What to do: Count how many lines below contain the word "region", then give that number alone.
— Begin Data to process —
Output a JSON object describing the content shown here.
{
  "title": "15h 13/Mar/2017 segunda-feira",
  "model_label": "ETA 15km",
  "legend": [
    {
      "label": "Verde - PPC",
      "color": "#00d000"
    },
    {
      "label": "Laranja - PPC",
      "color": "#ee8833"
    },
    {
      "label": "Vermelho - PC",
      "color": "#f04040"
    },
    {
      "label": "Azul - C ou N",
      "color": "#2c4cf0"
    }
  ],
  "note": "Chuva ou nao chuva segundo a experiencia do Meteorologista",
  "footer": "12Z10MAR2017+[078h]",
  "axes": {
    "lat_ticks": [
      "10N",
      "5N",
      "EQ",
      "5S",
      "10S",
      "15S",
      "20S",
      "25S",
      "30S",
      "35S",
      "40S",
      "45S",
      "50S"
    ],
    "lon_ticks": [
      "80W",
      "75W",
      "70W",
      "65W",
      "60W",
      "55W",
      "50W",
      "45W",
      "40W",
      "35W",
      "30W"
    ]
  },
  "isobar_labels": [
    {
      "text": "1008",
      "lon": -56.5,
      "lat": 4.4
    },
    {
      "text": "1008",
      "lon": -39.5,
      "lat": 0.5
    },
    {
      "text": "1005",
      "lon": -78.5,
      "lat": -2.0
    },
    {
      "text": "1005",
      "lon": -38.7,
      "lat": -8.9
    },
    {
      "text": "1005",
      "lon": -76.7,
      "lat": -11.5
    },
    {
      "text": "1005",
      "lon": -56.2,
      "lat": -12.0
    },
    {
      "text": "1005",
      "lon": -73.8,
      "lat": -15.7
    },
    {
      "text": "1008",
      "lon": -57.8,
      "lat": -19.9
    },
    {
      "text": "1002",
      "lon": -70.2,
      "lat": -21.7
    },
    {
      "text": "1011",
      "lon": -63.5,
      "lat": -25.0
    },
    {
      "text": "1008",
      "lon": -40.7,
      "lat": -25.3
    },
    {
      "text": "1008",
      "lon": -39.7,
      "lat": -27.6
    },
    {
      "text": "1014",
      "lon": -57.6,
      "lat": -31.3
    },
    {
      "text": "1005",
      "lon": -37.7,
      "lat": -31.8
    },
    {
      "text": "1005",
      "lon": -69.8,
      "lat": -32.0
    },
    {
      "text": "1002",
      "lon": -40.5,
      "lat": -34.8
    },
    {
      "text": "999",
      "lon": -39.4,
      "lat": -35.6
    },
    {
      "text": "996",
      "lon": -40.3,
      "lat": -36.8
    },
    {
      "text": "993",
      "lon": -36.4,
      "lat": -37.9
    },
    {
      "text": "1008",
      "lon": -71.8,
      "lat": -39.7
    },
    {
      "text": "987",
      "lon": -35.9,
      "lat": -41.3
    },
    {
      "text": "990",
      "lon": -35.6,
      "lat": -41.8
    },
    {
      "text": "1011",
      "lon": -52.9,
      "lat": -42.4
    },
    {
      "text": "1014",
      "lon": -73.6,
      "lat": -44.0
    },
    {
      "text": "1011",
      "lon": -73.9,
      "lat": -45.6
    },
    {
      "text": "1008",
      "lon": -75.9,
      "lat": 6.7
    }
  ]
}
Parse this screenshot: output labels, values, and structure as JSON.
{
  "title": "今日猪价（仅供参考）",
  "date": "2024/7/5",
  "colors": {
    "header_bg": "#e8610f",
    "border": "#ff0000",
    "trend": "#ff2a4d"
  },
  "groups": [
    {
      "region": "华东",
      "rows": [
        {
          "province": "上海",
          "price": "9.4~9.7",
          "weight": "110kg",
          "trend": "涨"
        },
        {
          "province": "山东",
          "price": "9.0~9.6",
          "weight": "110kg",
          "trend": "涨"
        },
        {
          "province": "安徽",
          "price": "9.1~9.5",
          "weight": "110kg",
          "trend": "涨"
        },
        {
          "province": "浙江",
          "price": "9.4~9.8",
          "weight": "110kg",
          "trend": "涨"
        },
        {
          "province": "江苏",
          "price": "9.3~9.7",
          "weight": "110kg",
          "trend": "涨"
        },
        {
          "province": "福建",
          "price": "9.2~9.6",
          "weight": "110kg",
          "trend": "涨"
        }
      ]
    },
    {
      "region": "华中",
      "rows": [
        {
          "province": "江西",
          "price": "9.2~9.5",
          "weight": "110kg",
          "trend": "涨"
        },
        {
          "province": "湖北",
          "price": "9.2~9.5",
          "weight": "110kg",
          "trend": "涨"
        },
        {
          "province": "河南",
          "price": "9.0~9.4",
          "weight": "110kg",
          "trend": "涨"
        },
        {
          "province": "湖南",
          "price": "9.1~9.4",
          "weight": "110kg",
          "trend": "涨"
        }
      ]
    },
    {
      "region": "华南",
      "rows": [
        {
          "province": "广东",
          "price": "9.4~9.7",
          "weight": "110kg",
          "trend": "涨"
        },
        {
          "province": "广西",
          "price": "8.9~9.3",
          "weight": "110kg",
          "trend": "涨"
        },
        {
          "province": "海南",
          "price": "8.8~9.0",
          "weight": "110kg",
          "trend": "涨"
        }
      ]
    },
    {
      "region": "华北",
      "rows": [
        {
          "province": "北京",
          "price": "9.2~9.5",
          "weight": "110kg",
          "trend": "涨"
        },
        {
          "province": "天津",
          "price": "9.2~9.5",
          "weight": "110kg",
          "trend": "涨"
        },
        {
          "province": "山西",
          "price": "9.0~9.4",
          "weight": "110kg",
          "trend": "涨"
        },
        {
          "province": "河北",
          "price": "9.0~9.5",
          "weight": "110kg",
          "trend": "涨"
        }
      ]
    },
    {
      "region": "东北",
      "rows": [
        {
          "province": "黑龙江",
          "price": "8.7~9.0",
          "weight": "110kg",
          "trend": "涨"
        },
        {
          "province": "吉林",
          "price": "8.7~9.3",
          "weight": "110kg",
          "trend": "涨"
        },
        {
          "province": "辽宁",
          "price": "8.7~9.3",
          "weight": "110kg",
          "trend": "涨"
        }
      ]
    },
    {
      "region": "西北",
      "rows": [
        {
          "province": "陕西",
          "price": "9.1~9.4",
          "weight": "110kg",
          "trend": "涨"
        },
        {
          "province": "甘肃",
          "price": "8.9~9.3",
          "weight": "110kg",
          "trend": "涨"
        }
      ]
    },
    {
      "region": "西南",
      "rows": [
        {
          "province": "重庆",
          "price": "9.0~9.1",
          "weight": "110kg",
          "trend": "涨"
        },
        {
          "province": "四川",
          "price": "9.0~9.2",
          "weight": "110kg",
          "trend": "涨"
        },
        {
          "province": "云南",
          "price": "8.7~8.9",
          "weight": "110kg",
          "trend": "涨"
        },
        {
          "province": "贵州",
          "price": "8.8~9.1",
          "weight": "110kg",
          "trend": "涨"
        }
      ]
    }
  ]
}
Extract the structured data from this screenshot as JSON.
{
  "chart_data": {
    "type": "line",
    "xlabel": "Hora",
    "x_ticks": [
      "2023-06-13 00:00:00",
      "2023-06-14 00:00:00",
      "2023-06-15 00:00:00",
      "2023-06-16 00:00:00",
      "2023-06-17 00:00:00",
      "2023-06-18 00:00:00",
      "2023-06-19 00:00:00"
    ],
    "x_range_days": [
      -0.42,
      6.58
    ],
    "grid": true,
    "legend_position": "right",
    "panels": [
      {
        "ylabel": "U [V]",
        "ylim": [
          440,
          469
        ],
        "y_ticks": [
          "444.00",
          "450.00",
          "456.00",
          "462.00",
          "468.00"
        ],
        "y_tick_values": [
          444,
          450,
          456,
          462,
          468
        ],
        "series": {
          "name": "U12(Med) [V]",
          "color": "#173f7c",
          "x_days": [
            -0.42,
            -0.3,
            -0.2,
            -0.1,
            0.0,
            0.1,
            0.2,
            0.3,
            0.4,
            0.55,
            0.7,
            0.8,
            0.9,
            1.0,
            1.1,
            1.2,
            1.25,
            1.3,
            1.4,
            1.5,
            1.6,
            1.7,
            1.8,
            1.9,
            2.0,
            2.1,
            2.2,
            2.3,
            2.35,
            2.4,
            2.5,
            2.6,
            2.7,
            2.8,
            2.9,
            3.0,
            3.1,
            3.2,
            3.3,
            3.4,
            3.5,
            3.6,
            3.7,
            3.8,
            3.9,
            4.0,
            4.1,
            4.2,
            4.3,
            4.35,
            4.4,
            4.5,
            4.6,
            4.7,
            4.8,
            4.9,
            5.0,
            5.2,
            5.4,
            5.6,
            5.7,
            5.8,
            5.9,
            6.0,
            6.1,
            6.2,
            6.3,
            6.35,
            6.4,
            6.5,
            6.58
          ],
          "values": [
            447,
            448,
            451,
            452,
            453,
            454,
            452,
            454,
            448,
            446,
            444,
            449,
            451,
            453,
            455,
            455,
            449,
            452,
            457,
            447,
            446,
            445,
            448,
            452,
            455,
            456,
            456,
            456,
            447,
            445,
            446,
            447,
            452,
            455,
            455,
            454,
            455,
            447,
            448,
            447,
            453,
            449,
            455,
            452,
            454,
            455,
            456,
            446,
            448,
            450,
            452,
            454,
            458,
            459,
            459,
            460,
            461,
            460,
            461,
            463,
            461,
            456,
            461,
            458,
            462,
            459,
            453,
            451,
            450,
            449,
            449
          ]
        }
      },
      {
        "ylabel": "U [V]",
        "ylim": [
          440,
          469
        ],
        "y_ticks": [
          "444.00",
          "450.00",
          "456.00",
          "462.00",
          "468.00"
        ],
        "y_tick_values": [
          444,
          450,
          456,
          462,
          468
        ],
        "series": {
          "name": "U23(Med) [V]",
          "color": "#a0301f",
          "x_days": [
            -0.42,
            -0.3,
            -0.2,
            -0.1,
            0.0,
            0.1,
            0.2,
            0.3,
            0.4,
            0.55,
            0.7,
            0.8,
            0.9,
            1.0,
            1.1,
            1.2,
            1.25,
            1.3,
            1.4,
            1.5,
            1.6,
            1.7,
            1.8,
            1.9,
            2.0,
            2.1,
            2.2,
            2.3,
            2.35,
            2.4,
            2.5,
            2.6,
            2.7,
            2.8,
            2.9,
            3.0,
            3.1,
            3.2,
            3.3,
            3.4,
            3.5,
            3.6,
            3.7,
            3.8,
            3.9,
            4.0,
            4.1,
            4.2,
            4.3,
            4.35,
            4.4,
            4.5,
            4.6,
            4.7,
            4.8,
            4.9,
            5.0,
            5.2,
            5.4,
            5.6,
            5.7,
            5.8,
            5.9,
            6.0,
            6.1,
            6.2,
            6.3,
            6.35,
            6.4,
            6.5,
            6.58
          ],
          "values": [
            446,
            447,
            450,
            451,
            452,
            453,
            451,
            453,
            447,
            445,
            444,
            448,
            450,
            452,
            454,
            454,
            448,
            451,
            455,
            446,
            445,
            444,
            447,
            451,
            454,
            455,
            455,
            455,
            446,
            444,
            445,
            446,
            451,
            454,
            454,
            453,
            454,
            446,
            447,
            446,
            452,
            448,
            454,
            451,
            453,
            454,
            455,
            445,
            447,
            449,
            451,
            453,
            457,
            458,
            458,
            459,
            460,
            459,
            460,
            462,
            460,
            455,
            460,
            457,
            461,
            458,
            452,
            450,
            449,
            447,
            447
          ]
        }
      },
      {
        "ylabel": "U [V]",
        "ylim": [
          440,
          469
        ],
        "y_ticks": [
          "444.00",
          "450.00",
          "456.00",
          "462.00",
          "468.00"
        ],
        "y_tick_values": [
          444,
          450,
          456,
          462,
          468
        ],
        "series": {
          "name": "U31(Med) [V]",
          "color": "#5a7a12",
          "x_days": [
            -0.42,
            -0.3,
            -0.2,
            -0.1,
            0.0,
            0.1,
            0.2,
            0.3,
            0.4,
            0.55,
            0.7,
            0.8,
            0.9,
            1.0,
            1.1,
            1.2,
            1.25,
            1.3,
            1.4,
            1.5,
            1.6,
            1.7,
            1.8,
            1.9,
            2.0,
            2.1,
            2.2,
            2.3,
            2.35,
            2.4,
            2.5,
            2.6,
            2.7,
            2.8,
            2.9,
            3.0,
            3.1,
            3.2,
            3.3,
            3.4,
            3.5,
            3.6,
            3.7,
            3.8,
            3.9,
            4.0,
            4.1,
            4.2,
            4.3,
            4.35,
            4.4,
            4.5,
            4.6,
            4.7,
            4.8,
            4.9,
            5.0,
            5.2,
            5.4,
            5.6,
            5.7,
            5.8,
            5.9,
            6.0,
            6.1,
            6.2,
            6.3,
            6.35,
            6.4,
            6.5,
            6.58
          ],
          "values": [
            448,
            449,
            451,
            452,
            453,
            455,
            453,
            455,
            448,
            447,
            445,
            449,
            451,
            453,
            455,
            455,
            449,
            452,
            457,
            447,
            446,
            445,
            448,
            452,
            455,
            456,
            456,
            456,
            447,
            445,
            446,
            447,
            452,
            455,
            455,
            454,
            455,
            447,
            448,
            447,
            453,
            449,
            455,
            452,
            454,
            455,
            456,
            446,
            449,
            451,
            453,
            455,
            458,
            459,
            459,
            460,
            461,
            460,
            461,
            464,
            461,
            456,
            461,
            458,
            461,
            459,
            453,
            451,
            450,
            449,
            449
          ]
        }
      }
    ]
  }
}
— End Data to process —
The answer: 7